Exercise task: Repeat all of the data precisely.

Supplied material:
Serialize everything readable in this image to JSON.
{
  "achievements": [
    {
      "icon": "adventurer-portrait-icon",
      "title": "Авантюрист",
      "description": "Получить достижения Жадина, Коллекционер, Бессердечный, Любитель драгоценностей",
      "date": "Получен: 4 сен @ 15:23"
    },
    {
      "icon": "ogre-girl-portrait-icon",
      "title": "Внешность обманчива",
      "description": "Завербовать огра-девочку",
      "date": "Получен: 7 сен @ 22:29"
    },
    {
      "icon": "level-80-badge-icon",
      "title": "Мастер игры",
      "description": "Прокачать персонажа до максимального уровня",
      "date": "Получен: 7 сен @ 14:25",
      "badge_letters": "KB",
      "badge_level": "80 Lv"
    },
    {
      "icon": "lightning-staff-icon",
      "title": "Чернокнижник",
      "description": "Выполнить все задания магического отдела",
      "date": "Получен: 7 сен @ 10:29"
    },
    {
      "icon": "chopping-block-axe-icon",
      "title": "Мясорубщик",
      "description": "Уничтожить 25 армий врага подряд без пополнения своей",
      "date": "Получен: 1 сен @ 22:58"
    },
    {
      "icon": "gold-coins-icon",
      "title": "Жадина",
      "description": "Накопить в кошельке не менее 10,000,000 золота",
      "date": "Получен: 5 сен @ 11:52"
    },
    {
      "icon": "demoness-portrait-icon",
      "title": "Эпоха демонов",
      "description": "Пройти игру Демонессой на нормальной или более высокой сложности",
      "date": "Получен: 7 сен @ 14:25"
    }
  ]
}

Full response:
Serialize everything readable in this image to JSON.
{
  "achievements": [
    {
      "icon": "adventurer-portrait-icon",
      "title": "Авантюрист",
      "description": "Получить достижения Жадина, Коллекционер, Бессердечный, Любитель драгоценностей",
      "date": "Получен: 4 сен @ 15:23"
    },
    {
      "icon": "ogre-girl-portrait-icon",
      "title": "Внешность обманчива",
      "description": "Завербовать огра-девочку",
      "date": "Получен: 7 сен @ 22:29"
    },
    {
      "icon": "level-80-badge-icon",
      "title": "Мастер игры",
      "description": "Прокачать персонажа до максимального уровня",
      "date": "Получен: 7 сен @ 14:25",
      "badge_letters": "KB",
      "badge_level": "80 Lv"
    },
    {
      "icon": "lightning-staff-icon",
      "title": "Чернокнижник",
      "description": "Выполнить все задания магического отдела",
      "date": "Получен: 7 сен @ 10:29"
    },
    {
      "icon": "chopping-block-axe-icon",
      "title": "Мясорубщик",
      "description": "Уничтожить 25 армий врага подряд без пополнения своей",
      "date": "Получен: 1 сен @ 22:58"
    },
    {
      "icon": "gold-coins-icon",
      "title": "Жадина",
      "description": "Накопить в кошельке не менее 10,000,000 золота",
      "date": "Получен: 5 сен @ 11:52"
    },
    {
      "icon": "demoness-portrait-icon",
      "title": "Эпоха демонов",
      "description": "Пройти игру Демонессой на нормальной или более высокой сложности",
      "date": "Получен: 7 сен @ 14:25"
    }
  ]
}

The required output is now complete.